[Input material]:
++++++++++
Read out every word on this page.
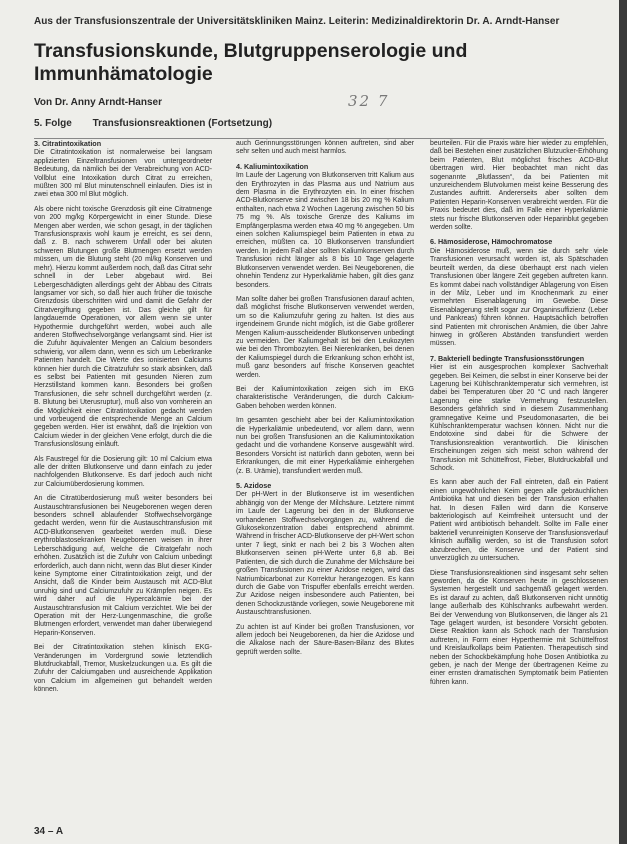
Aus der Transfusionszentrale der Universitätskliniken Mainz. Leiterin: Medizinaldirektorin Dr. A. Arndt-Hanser
Transfusionskunde, Blutgruppenserologie und Immunhämatologie
Von Dr. Anny Arndt-Hanser	32 7
5. Folge Transfusionsreaktionen (Fortsetzung)
3. Citratintoxikation

Die Citratintoxikation ist normalerweise bei langsam applizierten Einzeltransfusionen von untergeordneter Bedeutung, da nämlich bei der Verabreichung von ACD-Vollblut eine Intoxikation durch Citrat zu erreichen, müßten 300 ml Blut minutenschnell einlaufen. Dies ist in zwei etwa 300 ml Blut möglich.

Als obere nicht toxische Grenzdosis gilt eine Citratmenge von 200 mg/kg Körpergewicht in einer Stunde. Diese Mengen aber werden, wie schon gesagt, in der täglichen Transfusionspraxis wohl kaum je erreicht, es sei denn, daß z. B. nach schwerem Unfall oder bei akuten schweren Blutungen große Blutmengen ersetzt werden müssen, um die Blutung steht (20 ml/kg Konserven und mehr). Hierzu kommt außerdem noch, daß das Citrat sehr schnell in der Leber abgebaut wird. Bei Lebergeschädigten allerdings geht der Abbau des Citrats langsamer vor sich, so daß hier auch früher die toxische Grenzdosis überschritten wird und damit die Gefahr der Citratvergiftung gegeben ist. Das gleiche gilt für langdauernde Operationen, vor allem wenn sie unter Hypothermie durchgeführt werden, wobei auch alle anderen Stoffwechselvorgänge verlangsamt sind. Hier ist die Zufuhr äquivalenter Mengen an Calcium besonders schwierig, vor allem dann, wenn es sich um Leberkranke Patienten handelt. Die Werte des ionisierten Calciums können hier durch die Citratzufuhr so stark absinken, daß es selbst bei Patienten mit gesunden Nieren zum Herzstillstand kommen kann. Besonders bei großen Transfusionen, die sehr schnell durchgeführt werden (z. B. Blutung bei Uterusruptur), muß also von vornherein an die Möglichkeit einer Citratintoxikation gedacht werden und vorbeugend die entsprechende Menge an Calcium gegeben werden. Hier ist erwähnt, daß die Injektion von Calcium wieder in der gleichen Vene erfolgt, durch die die Transfusionslösung einläuft.

Als Faustregel für die Dosierung gilt: 10 ml Calcium etwa alle der dritten Blutkonserve und dann einfach zu jeder nachfolgenden Blutkonserve. Es darf jedoch auch nicht zur Calciumüberdosierung kommen.

An die Citratüberdosierung muß weiter besonders bei Austauschtransfusionen bei Neugeborenen wegen deren besonders schnell ablaufender Stoffwechselvorgänge gedacht werden, wenn für die Austauschtransfusion mit ACD-Blutkonserven gearbeitet werden muß. Diese erythroblastosekranken Neugeborenen weisen in ihrer Leberschädigung auf, welche die Citratgefahr noch erhöhen. Zusätzlich ist die Zufuhr von Calcium unbedingt erforderlich, auch dann nicht, wenn das Blut dieser Kinder keine Symptome einer Citratintoxikation zeigt, und der Ansicht, daß die Kinder beim Austausch mit ACD-Blut unruhig sind und Calciumzufuhr zu Krämpfen neigen. Es wird daher auf die Hypercalcämie bei der Austauschtransfusion mit Calcium verzichtet. Wie bei der Operation mit der Herz-Lungenmaschine, die große Blutmengen erfordert, verwendet man daher überwiegend Heparin-Konserven.

Bei der Citratintoxikation stehen klinisch EKG-Veränderungen im Vordergrund sowie letztendlich Blutdruckabfall, Tremor, Muskelzuckungen u.a. Es gilt die Zufuhr der Calciumgaben und ausreichende Applikation von Calcium im allgemeinen gut behandelt werden können.

auch Gerinnungsstörungen können auftreten, sind aber sehr selten und auch meist harmlos.

4. Kaliumintoxikation

Im Laufe der Lagerung von Blutkonserven tritt Kalium aus den Erythrozyten in das Plasma aus und Natrium aus dem Plasma in die Erythrozyten ein. In einer frischen ACD-Blutkonserve sind zwischen 18 bis 20 mg % Kalium enthalten, nach etwa 2 Wochen Lagerung zwischen 50 bis 75 mg %. Als toxische Grenze des Kaliums im Empfängerplasma werden etwa 40 mg % angegeben. Um einen solchen Kaliumspiegel beim Patienten in etwa zu erreichen, müßten ca. 10 Blutkonserven transfundiert werden. In jedem Fall aber sollten Kaliumkonserven durch Transfusion nicht länger als 8 bis 10 Tage gelagerte Blutkonserven verwendet werden. Bei Neugeborenen, die ohnehin Tendenz zur Hyperkaliämie haben, gilt dies ganz besonders.

Man sollte daher bei großen Transfusionen darauf achten, daß möglichst frische Blutkonserven verwendet werden, um so die Kaliumzufuhr gering zu halten. Ist dies aus irgendeinem Grunde nicht möglich, ist die Gabe größerer Mengen Kalium-ausscheidender Blutkonserven unbedingt zu vermeiden. Der Kaliumgehalt ist bei den Leukozyten wie bei den Thrombozyten. Bei Nierenkranken, bei denen der Kaliumspiegel durch die Erkrankung schon erhöht ist, muß ganz besonders auf frische Konserven geachtet werden.

Bei der Kaliumintoxikation zeigen sich im EKG charakteristische Veränderungen, die durch Calcium-Gaben behoben werden können.

Im gesamten geschieht aber bei der Kaliumintoxikation die Hyperkaliämie unbedeutend, vor allem dann, wenn nun bei großen Transfusionen an die Kaliumintoxikation gedacht und die vorhandene Konserve ausgewählt wird. Besonders Vorsicht ist natürlich dann geboten, wenn bei Erkrankungen, die mit einer Hyperkaliämie einhergehen (z. B. Urämie), transfundiert werden muß.

5. Azidose

Der pH-Wert in der Blutkonserve ist im wesentlichen abhängig von der Menge der Milchsäure. Letztere nimmt im Laufe der Lagerung bei den in der Blutkonserve vorhandenen Stoffwechselvorgängen zu, während die Glukosekonzentration dabei entsprechend abnimmt. Während in frischer ACD-Blutkonserve der pH-Wert schon unter 7 liegt, sinkt er nach bei 2 bis 3 Wochen alten Blutkonserven seinen pH-Werte unter 6,8 ab. Bei Patienten, die sich durch die Zunahme der Milchsäure bei großen Transfusionen zu einer Azidose neigen, wird das Natriumbicarbonat zur Korrektur herangezogen. Es kann durch die Gabe von Trispuffer ebenfalls erreicht werden. Zur Azidose neigen insbesondere auch Patienten, bei denen Schockzustände vorliegen, sowie Neugeborene mit Austauschtransfusionen.

Zu achten ist auf Kinder bei großen Transfusionen, vor allem jedoch bei Neugeborenen, da hier die Azidose und die Alkalose nach der Säure-Basen-Bilanz des Blutes geprüft werden sollte.

beurteilen. Für die Praxis wäre hier wieder zu empfehlen, daß bei Bestehen einer zusätzlichen Blutzucker-Erhöhung beim Patienten, Blut möglichst frisches ACD-Blut übertragen wird. Hier beobachtet man nicht das sogenannte „Blutlassen“, da bei Patienten mit unzureichendem Blutvolumen meist keine Besserung des Zustandes auftritt. Andererseits aber sollten dem Patienten Heparin-Konserven verabreicht werden. Für die Praxis bedeutet dies, daß im Falle einer Hyperkaliämie stets nur frische Blutkonserven oder Heparinblut gegeben werden sollte.

6. Hämosiderose, Hämochromatose

Die Hämosiderose muß, wenn sie durch sehr viele Transfusionen verursacht worden ist, als Spätschaden beurteilt werden, da diese überhaupt erst nach vielen Transfusionen über längere Zeit gegeben auftreten kann. Es kommt dabei nach vollständiger Ablagerung von Eisen in der Milz, Leber und im Knochenmark zu einer vermehrten Eisenablagerung im Gewebe. Diese Eisenablagerung stellt sogar zur Organinsuffizienz (Leber und Pankreas) führen können. Hauptsächlich betroffen sind Patienten mit chronischen Anämien, die über Jahre hinweg in größeren Abständen transfundiert werden müssen.

7. Bakteriell bedingte Transfusionsstörungen

Hier ist ein ausgesprochen komplexer Sachverhalt gegeben. Bei Keimen, die selbst in einer Konserve bei der Lagerung bei Kühlschranktemperatur sich vermehren, ist dabei bei Temperaturen über 20 °C und nach längerer Lagerung eine starke Vermehrung festzustellen. Besonders gefährlich sind in diesem Zusammenhang gramnegative Keime und Pseudomonasarten, die bei Kühlschranktemperatur wachsen können. Nicht nur die Endotoxine sind dabei für die Schwere der Transfusionsreaktion verantwortlich. Die klinischen Erscheinungen zeigen sich meist schon während der Transfusion mit Schüttelfrost, Fieber, Blutdruckabfall und Schock.

Es kann aber auch der Fall eintreten, daß ein Patient einen ungewöhnlichen Keim gegen alle gebräuchlichen Antibiotika hat und diesen bei der Transfusion erhalten hat. In diesen Fällen wird dann die Konserve bakteriologisch auf Keimfreiheit untersucht und der Patient wird antibiotisch behandelt. Sollte im Falle einer bakteriell verunreinigten Konserve der Transfusionsverlauf klinisch auffällig werden, so ist die Transfusion sofort abzubrechen, die Konserve und der Patient sind unverzüglich zu untersuchen.

Diese Transfusionsreaktionen sind insgesamt sehr selten geworden, da die Konserven heute in geschlossenen Systemen hergestellt und sachgemäß gelagert werden. Es ist darauf zu achten, daß Blutkonserven nicht unnötig lange außerhalb des Kühlschranks aufbewahrt werden. Bei der Verwendung von Blutkonserven, die länger als 21 Tage gelagert wurden, ist besondere Vorsicht geboten. Diese Reaktion kann als Schock nach der Transfusion auftreten, in Form einer Hyperthermie mit Schüttelfrost und Kreislaufkollaps beim Patienten. Therapeutisch sind neben der Schockbekämpfung hohe Dosen Antibiotika zu geben, je nach der Menge der übertragenen Keime zu einer ernsten dramatischen Symptomatik beim Patienten führen kann.

34 – A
++++++++++
[Work to complete]: When a line among the entries above contains "Arndt", copy it.

[Your response]:
Aus der Transfusionszentrale der Universitätskliniken Mainz. Leiterin: Medizinaldirektorin Dr. A. Arndt-Hanser
Von Dr. Anny Arndt-Hanser	32 7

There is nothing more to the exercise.